Tally each line where the word "示例目标" occurs, then give only the total.

**Dataset items:**
════════════════

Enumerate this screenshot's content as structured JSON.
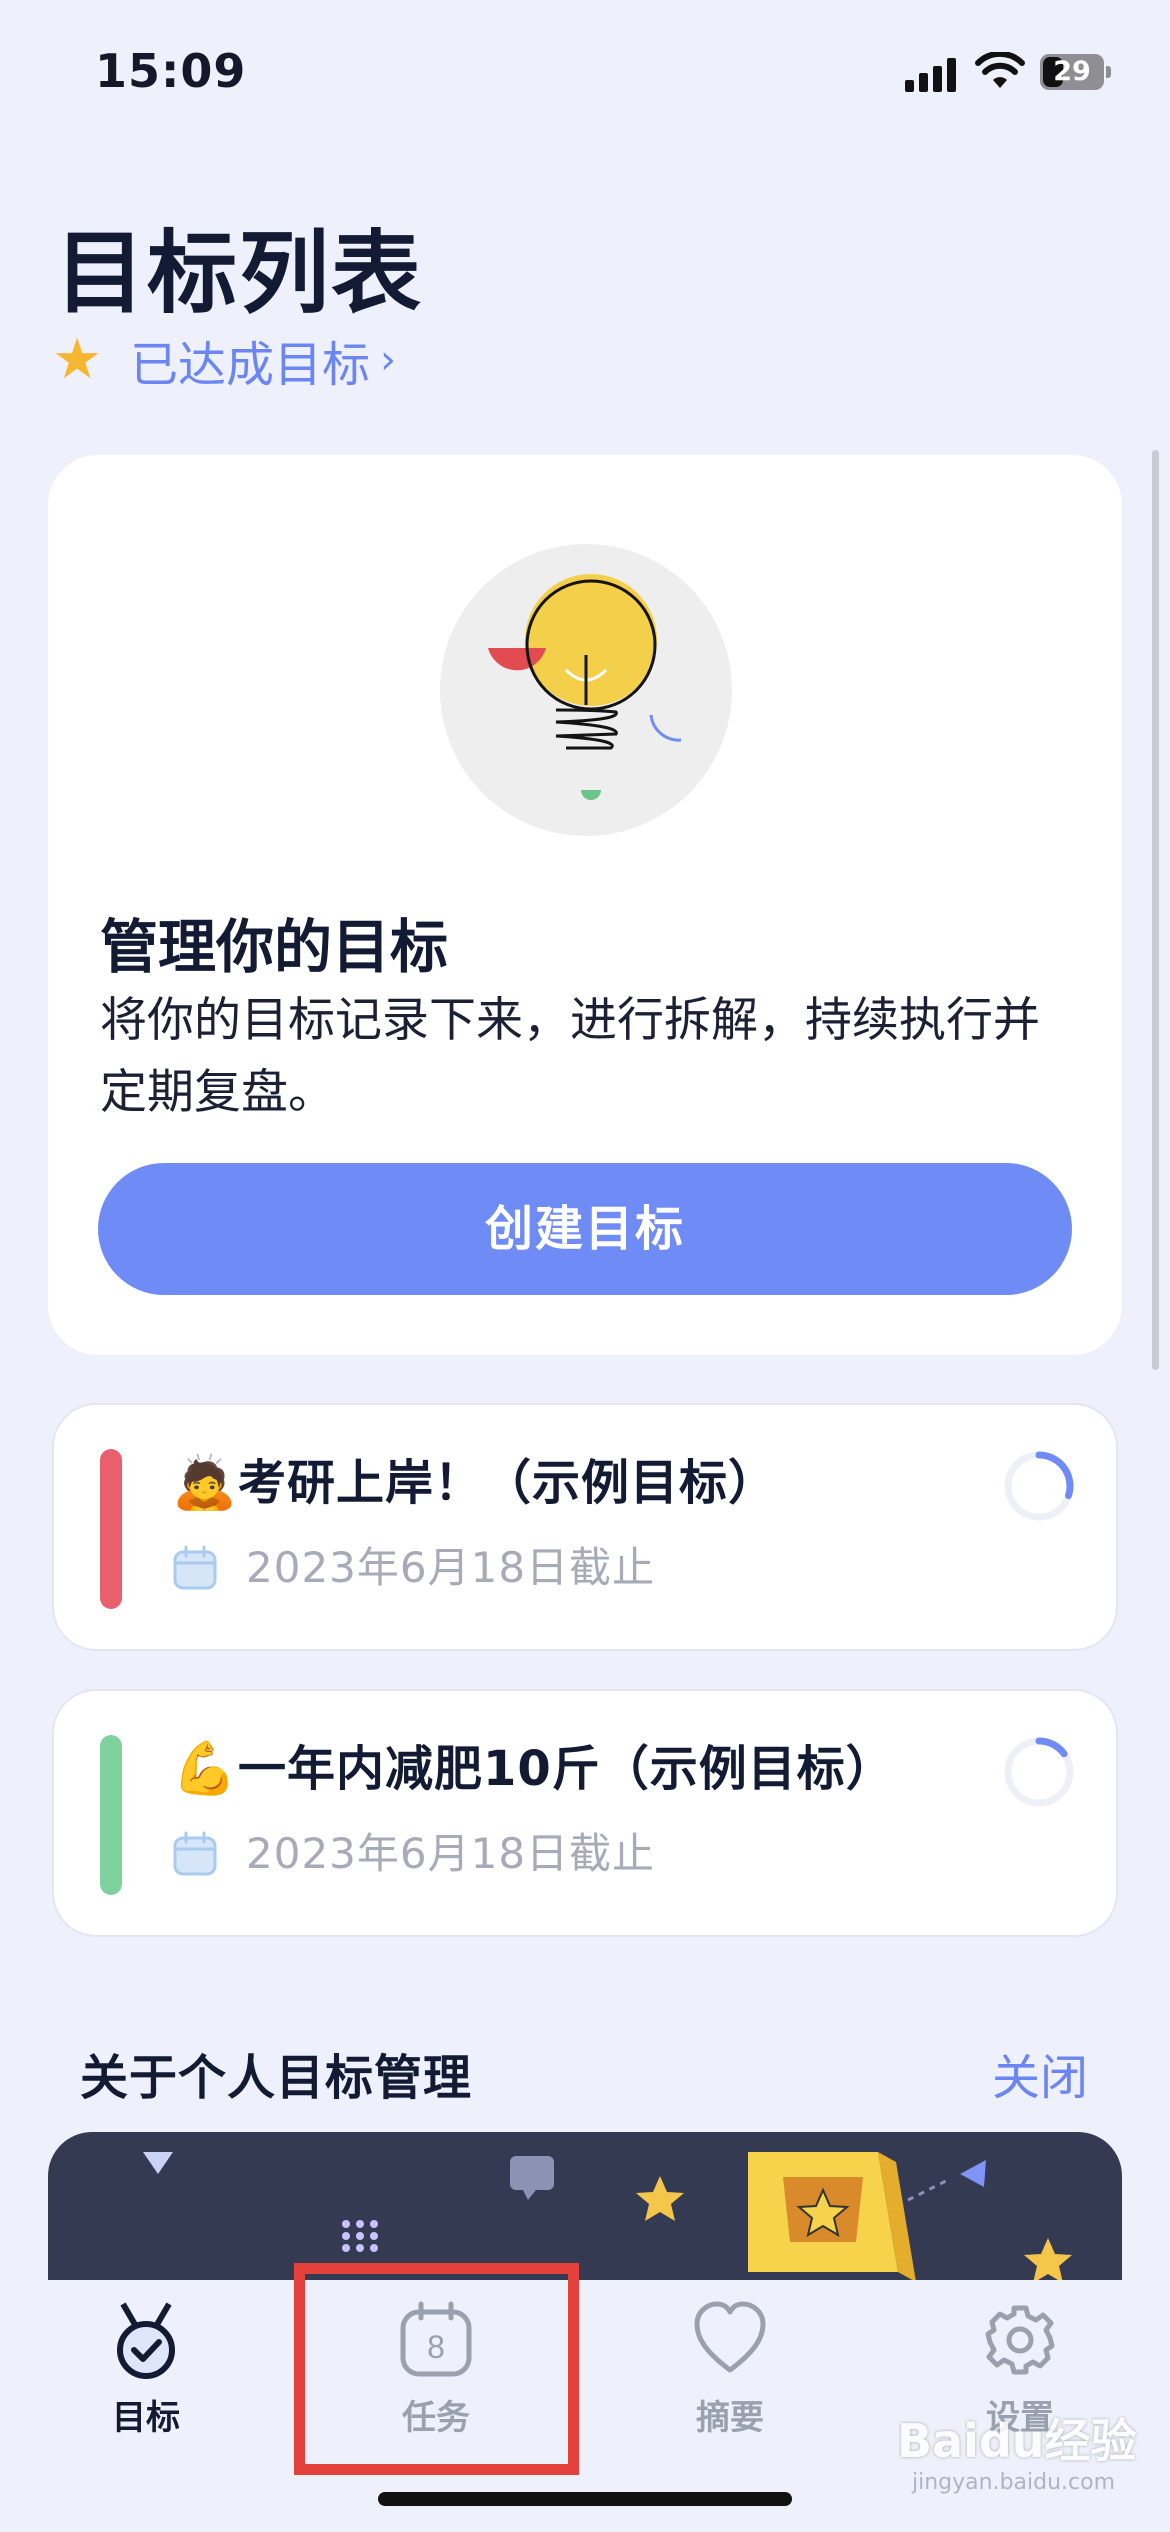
{
  "status_bar": {
    "time": "15:09",
    "battery": "29"
  },
  "header": {
    "title": "目标列表",
    "achieved_label": "已达成目标",
    "achieved_chevron": "›"
  },
  "intro_card": {
    "title": "管理你的目标",
    "description": "将你的目标记录下来，进行拆解，持续执行并定期复盘。",
    "button_label": "创建目标"
  },
  "goals": [
    {
      "emoji": "🙇",
      "title": "考研上岸！（示例目标）",
      "deadline": "2023年6月18日截止",
      "color": "#e8606e",
      "progress": 0.3
    },
    {
      "emoji": "💪",
      "title": "一年内减肥10斤（示例目标）",
      "deadline": "2023年6月18日截止",
      "color": "#7fd19e",
      "progress": 0.15
    }
  ],
  "about": {
    "title": "关于个人目标管理",
    "close_label": "关闭"
  },
  "tabs": [
    {
      "label": "目标",
      "icon": "medal-icon",
      "active": true
    },
    {
      "label": "任务",
      "icon": "calendar-icon",
      "badge": "8",
      "active": false
    },
    {
      "label": "摘要",
      "icon": "heart-icon",
      "active": false
    },
    {
      "label": "设置",
      "icon": "gear-icon",
      "active": false
    }
  ],
  "colors": {
    "accent": "#6f8bf5",
    "link": "#6b86f2",
    "background": "#eef1fb",
    "highlight": "#e5413c"
  },
  "watermark": {
    "brand": "Baidu经验",
    "url": "jingyan.baidu.com"
  }
}
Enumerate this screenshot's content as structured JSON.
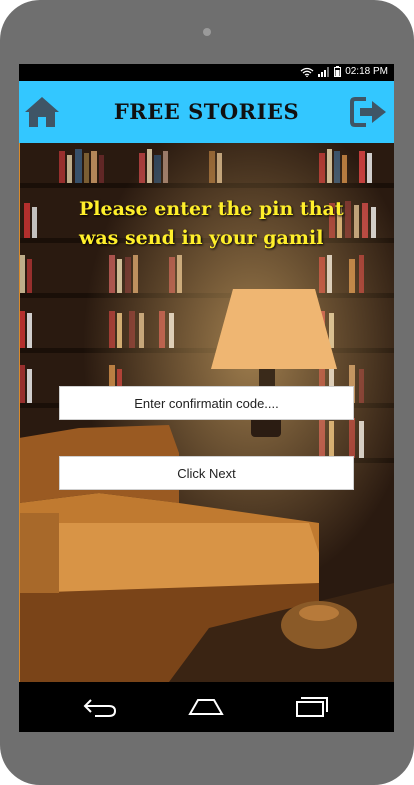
{
  "status_bar": {
    "time": "02:18 PM",
    "icons": [
      "wifi-icon",
      "signal-icon",
      "battery-icon"
    ]
  },
  "app_bar": {
    "title": "FREE STORIES",
    "left_icon": "home-icon",
    "right_icon": "logout-icon",
    "background_color": "#33c7ff"
  },
  "main": {
    "prompt": "Please enter the pin that was send in your gamil",
    "prompt_color": "#ffef2b",
    "code_input": {
      "placeholder": "Enter confirmatin code....",
      "value": ""
    },
    "next_button_label": "Click Next"
  },
  "nav_bar": {
    "icons": [
      "back-icon",
      "home-nav-icon",
      "recent-apps-icon"
    ]
  }
}
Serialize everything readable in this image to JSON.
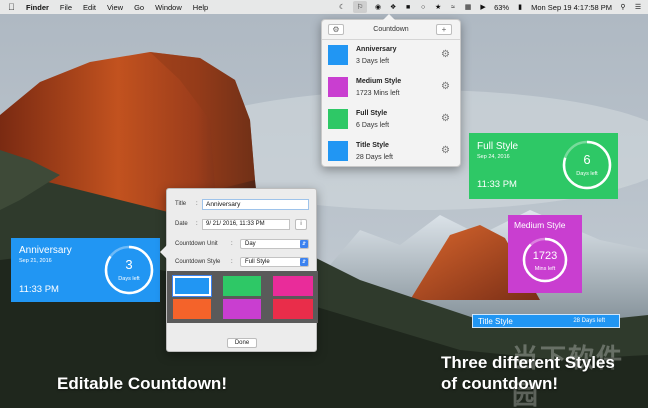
{
  "menubar": {
    "app_name": "Finder",
    "menus": [
      "File",
      "Edit",
      "View",
      "Go",
      "Window",
      "Help"
    ],
    "battery": "63%",
    "datetime": "Mon Sep 19  4:17:58 PM"
  },
  "popover": {
    "title": "Countdown",
    "add_label": "+",
    "items": [
      {
        "name": "Anniversary",
        "sub": "3 Days left",
        "color": "#2196f3"
      },
      {
        "name": "Medium Style",
        "sub": "1723 Mins left",
        "color": "#c93ed0"
      },
      {
        "name": "Full Style",
        "sub": "6 Days left",
        "color": "#2ec866"
      },
      {
        "name": "Title Style",
        "sub": "28 Days left",
        "color": "#2196f3"
      }
    ]
  },
  "full_widget": {
    "title": "Full Style",
    "date": "Sep 24, 2016",
    "time": "11:33 PM",
    "number": "6",
    "unit": "Days left",
    "color": "#2ec866",
    "progress": 0.8
  },
  "medium_widget": {
    "title": "Medium Style",
    "number": "1723",
    "unit": "Mins left",
    "color": "#c93ed0",
    "progress": 0.88
  },
  "anniv_widget": {
    "title": "Anniversary",
    "date": "Sep 21, 2016",
    "time": "11:33 PM",
    "number": "3",
    "unit": "Days left",
    "color": "#2196f3",
    "progress": 0.85
  },
  "title_widget": {
    "title": "Title Style",
    "days": "28 Days left",
    "color": "#2196f3"
  },
  "edit_panel": {
    "title_label": "Title",
    "title_value": "Anniversary",
    "date_label": "Date",
    "date_value": "9/ 21/ 2016, 11:33 PM",
    "info_label": "i",
    "unit_label": "Countdown Unit",
    "unit_value": "Day",
    "style_label": "Countdown Style",
    "style_value": "Full Style",
    "colon": ":",
    "swatches": [
      "#2196f3",
      "#2ec866",
      "#e92c9a",
      "#f4632a",
      "#c93ed0",
      "#e92d4a"
    ],
    "done_label": "Done"
  },
  "captions": {
    "left": "Editable Countdown!",
    "right_line1": "Three different Styles",
    "right_line2": "of countdown!",
    "watermark": "当下软件园"
  }
}
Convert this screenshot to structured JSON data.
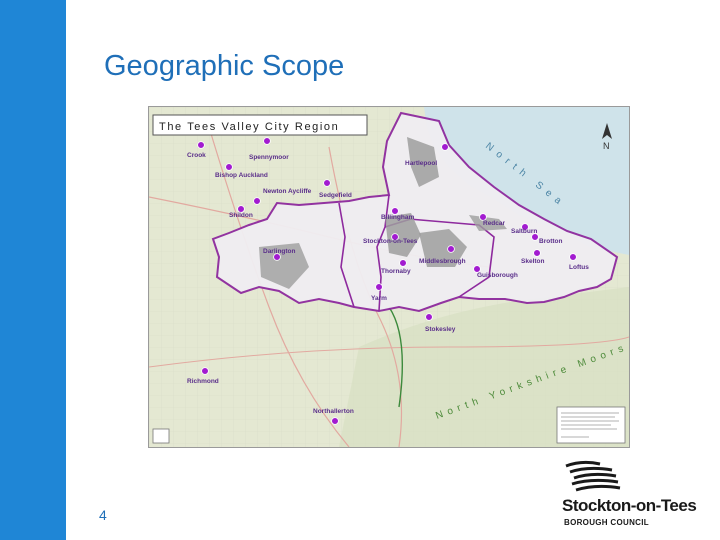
{
  "slide": {
    "title": "Geographic Scope",
    "page_number": "4"
  },
  "map": {
    "title": "The Tees Valley City Region",
    "north_label": "N",
    "sea_label": "North Sea",
    "moors_label": "North Yorkshire Moors",
    "towns": [
      {
        "name": "Crook"
      },
      {
        "name": "Spennymoor"
      },
      {
        "name": "Bishop Auckland"
      },
      {
        "name": "Newton Aycliffe"
      },
      {
        "name": "Sedgefield"
      },
      {
        "name": "Shildon"
      },
      {
        "name": "Hartlepool"
      },
      {
        "name": "Billingham"
      },
      {
        "name": "Redcar"
      },
      {
        "name": "Saltburn"
      },
      {
        "name": "Brotton"
      },
      {
        "name": "Stockton-on-Tees"
      },
      {
        "name": "Middlesbrough"
      },
      {
        "name": "Skelton"
      },
      {
        "name": "Loftus"
      },
      {
        "name": "Darlington"
      },
      {
        "name": "Thornaby"
      },
      {
        "name": "Guisborough"
      },
      {
        "name": "Yarm"
      },
      {
        "name": "Stokesley"
      },
      {
        "name": "Richmond"
      },
      {
        "name": "Northallerton"
      }
    ],
    "colors": {
      "boundary": "#8e2a9e",
      "town_marker": "#a21bd0",
      "sea": "#cfe3ea",
      "land": "#e4e8d2",
      "urban": "#9d9d9d",
      "region_fill": "#f0eef2"
    }
  },
  "logo": {
    "name": "Stockton-on-Tees",
    "subtitle": "BOROUGH COUNCIL"
  },
  "colors": {
    "accent_bar": "#1f86d6",
    "title": "#1f6fb8"
  }
}
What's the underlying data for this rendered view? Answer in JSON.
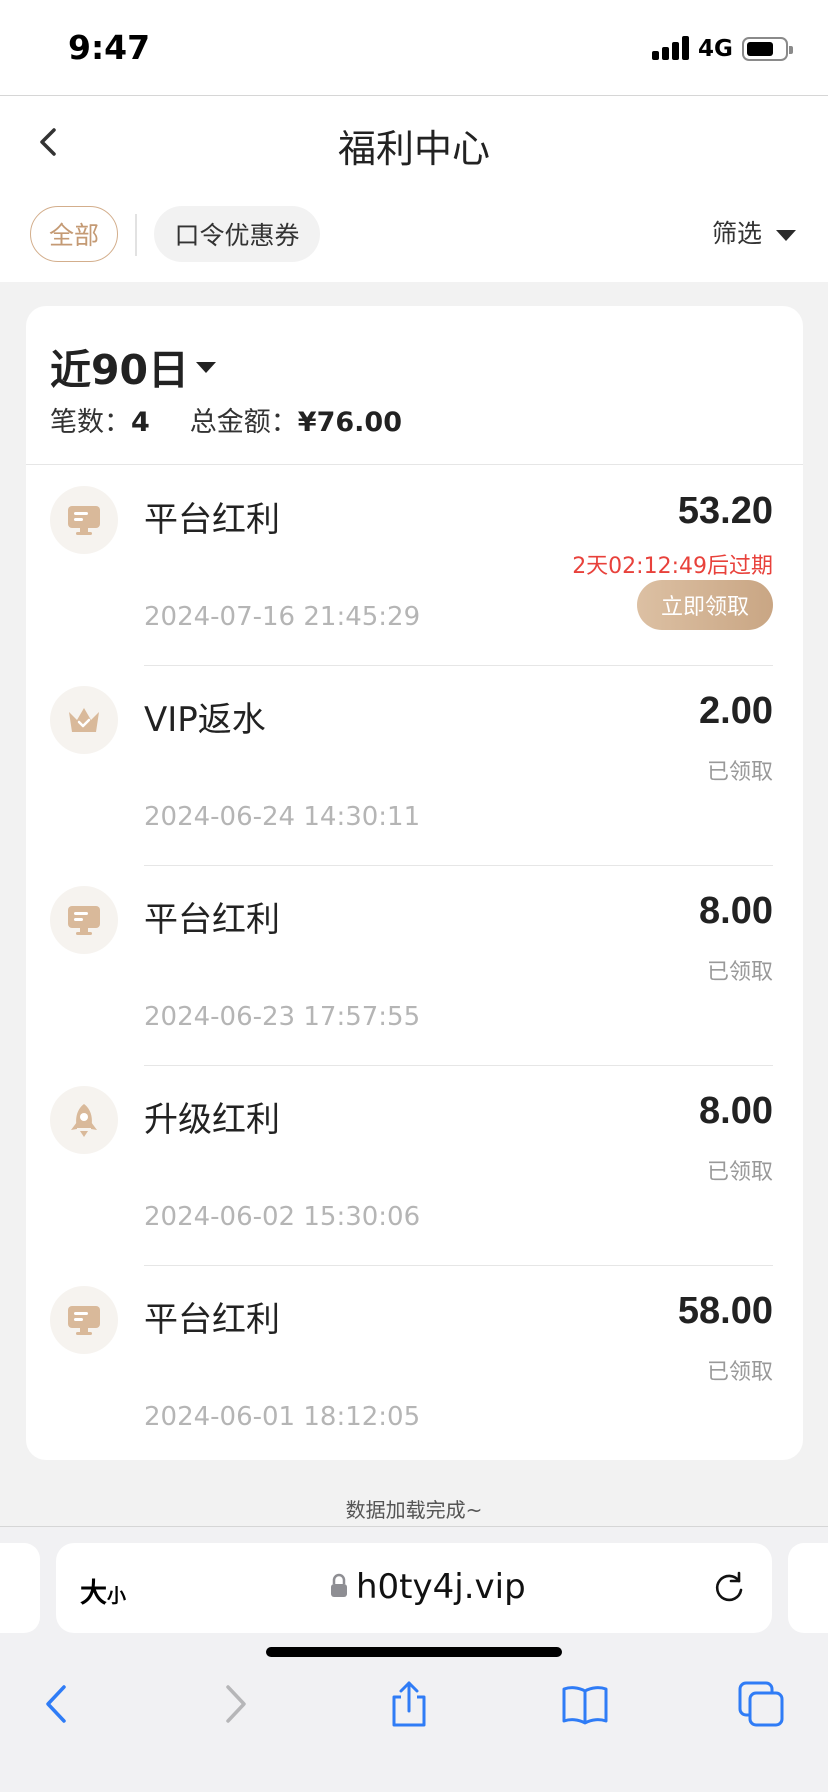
{
  "status_bar": {
    "time": "9:47",
    "network": "4G"
  },
  "header": {
    "title": "福利中心",
    "tabs": [
      {
        "label": "全部"
      },
      {
        "label": "口令优惠券"
      }
    ],
    "filter_label": "筛选"
  },
  "summary": {
    "period": "近90日",
    "count_label": "笔数：",
    "count_value": "4",
    "total_label": "总金额：",
    "total_value": "¥76.00"
  },
  "records": [
    {
      "title": "平台红利",
      "amount": "53.20",
      "date": "2024-07-16 21:45:29",
      "expire": "2天02:12:49后过期",
      "action": "立即领取",
      "icon": "monitor-icon"
    },
    {
      "title": "VIP返水",
      "amount": "2.00",
      "status": "已领取",
      "date": "2024-06-24 14:30:11",
      "icon": "crown-icon"
    },
    {
      "title": "平台红利",
      "amount": "8.00",
      "status": "已领取",
      "date": "2024-06-23 17:57:55",
      "icon": "monitor-icon"
    },
    {
      "title": "升级红利",
      "amount": "8.00",
      "status": "已领取",
      "date": "2024-06-02 15:30:06",
      "icon": "rocket-icon"
    },
    {
      "title": "平台红利",
      "amount": "58.00",
      "status": "已领取",
      "date": "2024-06-01 18:12:05",
      "icon": "monitor-icon"
    }
  ],
  "footer": {
    "loaded_text": "数据加载完成~"
  },
  "browser": {
    "text_size_label": "大",
    "text_size_small": "小",
    "url": "h0ty4j.vip"
  },
  "colors": {
    "accent": "#c9a684",
    "expire": "#e8413b",
    "link_blue": "#2f7cf6"
  }
}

════════════════

**Task output:**
2